§ Task directions
Your task is to output the data exactly as it stands.

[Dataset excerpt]
--- start ---

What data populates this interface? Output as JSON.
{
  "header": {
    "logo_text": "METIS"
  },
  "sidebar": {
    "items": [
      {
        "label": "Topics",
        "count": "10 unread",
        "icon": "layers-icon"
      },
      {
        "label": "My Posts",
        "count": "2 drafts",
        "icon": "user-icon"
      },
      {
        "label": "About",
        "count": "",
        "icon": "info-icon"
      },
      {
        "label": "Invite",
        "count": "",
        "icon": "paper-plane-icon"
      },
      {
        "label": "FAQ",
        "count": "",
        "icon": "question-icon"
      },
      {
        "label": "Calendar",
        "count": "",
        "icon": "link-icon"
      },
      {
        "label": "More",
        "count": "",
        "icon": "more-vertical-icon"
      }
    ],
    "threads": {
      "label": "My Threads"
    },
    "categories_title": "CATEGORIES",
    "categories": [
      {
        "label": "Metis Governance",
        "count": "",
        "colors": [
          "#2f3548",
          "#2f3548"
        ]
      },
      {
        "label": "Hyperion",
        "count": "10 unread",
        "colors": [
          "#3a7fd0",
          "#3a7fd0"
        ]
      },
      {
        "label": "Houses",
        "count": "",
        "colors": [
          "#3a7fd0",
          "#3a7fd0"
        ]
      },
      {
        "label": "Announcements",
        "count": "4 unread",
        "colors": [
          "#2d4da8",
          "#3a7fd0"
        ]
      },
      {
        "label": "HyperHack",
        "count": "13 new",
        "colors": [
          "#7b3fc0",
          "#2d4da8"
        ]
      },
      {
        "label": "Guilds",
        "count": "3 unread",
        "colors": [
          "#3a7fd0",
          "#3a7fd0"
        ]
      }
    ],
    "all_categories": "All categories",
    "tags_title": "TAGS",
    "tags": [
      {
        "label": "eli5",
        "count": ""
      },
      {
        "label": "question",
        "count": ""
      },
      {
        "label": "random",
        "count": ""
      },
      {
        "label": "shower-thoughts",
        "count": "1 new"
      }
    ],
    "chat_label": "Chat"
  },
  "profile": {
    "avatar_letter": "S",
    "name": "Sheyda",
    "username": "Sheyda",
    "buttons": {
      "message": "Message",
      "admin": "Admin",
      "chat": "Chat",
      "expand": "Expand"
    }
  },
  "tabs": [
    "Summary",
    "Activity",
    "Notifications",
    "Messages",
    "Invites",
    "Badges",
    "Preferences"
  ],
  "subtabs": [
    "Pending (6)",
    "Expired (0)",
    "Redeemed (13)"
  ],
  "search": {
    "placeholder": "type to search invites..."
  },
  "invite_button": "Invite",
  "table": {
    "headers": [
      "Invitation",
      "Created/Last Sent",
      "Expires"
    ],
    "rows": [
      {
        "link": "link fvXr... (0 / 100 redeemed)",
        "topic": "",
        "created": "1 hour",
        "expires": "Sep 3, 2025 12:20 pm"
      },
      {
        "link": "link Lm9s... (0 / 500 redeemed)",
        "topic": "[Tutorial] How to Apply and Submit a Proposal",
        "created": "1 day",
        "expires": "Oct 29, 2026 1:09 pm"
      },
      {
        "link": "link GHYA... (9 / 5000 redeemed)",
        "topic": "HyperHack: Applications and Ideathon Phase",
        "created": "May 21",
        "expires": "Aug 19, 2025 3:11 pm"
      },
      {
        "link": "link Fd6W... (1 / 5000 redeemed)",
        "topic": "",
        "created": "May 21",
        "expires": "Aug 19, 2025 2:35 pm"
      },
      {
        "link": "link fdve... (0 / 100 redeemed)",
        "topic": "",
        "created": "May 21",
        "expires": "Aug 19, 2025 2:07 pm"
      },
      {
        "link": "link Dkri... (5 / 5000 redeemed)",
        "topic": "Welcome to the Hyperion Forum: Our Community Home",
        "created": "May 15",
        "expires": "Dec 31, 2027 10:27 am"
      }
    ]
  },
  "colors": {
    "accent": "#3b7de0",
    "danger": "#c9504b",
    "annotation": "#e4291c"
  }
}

--- end ---

§ Output for this exercise
What data populates this interface? Output as JSON.
{
  "header": {
    "logo_text": "METIS"
  },
  "sidebar": {
    "items": [
      {
        "label": "Topics",
        "count": "10 unread",
        "icon": "layers-icon"
      },
      {
        "label": "My Posts",
        "count": "2 drafts",
        "icon": "user-icon"
      },
      {
        "label": "About",
        "count": "",
        "icon": "info-icon"
      },
      {
        "label": "Invite",
        "count": "",
        "icon": "paper-plane-icon"
      },
      {
        "label": "FAQ",
        "count": "",
        "icon": "question-icon"
      },
      {
        "label": "Calendar",
        "count": "",
        "icon": "link-icon"
      },
      {
        "label": "More",
        "count": "",
        "icon": "more-vertical-icon"
      }
    ],
    "threads": {
      "label": "My Threads"
    },
    "categories_title": "CATEGORIES",
    "categories": [
      {
        "label": "Metis Governance",
        "count": "",
        "colors": [
          "#2f3548",
          "#2f3548"
        ]
      },
      {
        "label": "Hyperion",
        "count": "10 unread",
        "colors": [
          "#3a7fd0",
          "#3a7fd0"
        ]
      },
      {
        "label": "Houses",
        "count": "",
        "colors": [
          "#3a7fd0",
          "#3a7fd0"
        ]
      },
      {
        "label": "Announcements",
        "count": "4 unread",
        "colors": [
          "#2d4da8",
          "#3a7fd0"
        ]
      },
      {
        "label": "HyperHack",
        "count": "13 new",
        "colors": [
          "#7b3fc0",
          "#2d4da8"
        ]
      },
      {
        "label": "Guilds",
        "count": "3 unread",
        "colors": [
          "#3a7fd0",
          "#3a7fd0"
        ]
      }
    ],
    "all_categories": "All categories",
    "tags_title": "TAGS",
    "tags": [
      {
        "label": "eli5",
        "count": ""
      },
      {
        "label": "question",
        "count": ""
      },
      {
        "label": "random",
        "count": ""
      },
      {
        "label": "shower-thoughts",
        "count": "1 new"
      }
    ],
    "chat_label": "Chat"
  },
  "profile": {
    "avatar_letter": "S",
    "name": "Sheyda",
    "username": "Sheyda",
    "buttons": {
      "message": "Message",
      "admin": "Admin",
      "chat": "Chat",
      "expand": "Expand"
    }
  },
  "tabs": [
    "Summary",
    "Activity",
    "Notifications",
    "Messages",
    "Invites",
    "Badges",
    "Preferences"
  ],
  "subtabs": [
    "Pending (6)",
    "Expired (0)",
    "Redeemed (13)"
  ],
  "search": {
    "placeholder": "type to search invites..."
  },
  "invite_button": "Invite",
  "table": {
    "headers": [
      "Invitation",
      "Created/Last Sent",
      "Expires"
    ],
    "rows": [
      {
        "link": "link fvXr... (0 / 100 redeemed)",
        "topic": "",
        "created": "1 hour",
        "expires": "Sep 3, 2025 12:20 pm"
      },
      {
        "link": "link Lm9s... (0 / 500 redeemed)",
        "topic": "[Tutorial] How to Apply and Submit a Proposal",
        "created": "1 day",
        "expires": "Oct 29, 2026 1:09 pm"
      },
      {
        "link": "link GHYA... (9 / 5000 redeemed)",
        "topic": "HyperHack: Applications and Ideathon Phase",
        "created": "May 21",
        "expires": "Aug 19, 2025 3:11 pm"
      },
      {
        "link": "link Fd6W... (1 / 5000 redeemed)",
        "topic": "",
        "created": "May 21",
        "expires": "Aug 19, 2025 2:35 pm"
      },
      {
        "link": "link fdve... (0 / 100 redeemed)",
        "topic": "",
        "created": "May 21",
        "expires": "Aug 19, 2025 2:07 pm"
      },
      {
        "link": "link Dkri... (5 / 5000 redeemed)",
        "topic": "Welcome to the Hyperion Forum: Our Community Home",
        "created": "May 15",
        "expires": "Dec 31, 2027 10:27 am"
      }
    ]
  },
  "colors": {
    "accent": "#3b7de0",
    "danger": "#c9504b",
    "annotation": "#e4291c"
  }
}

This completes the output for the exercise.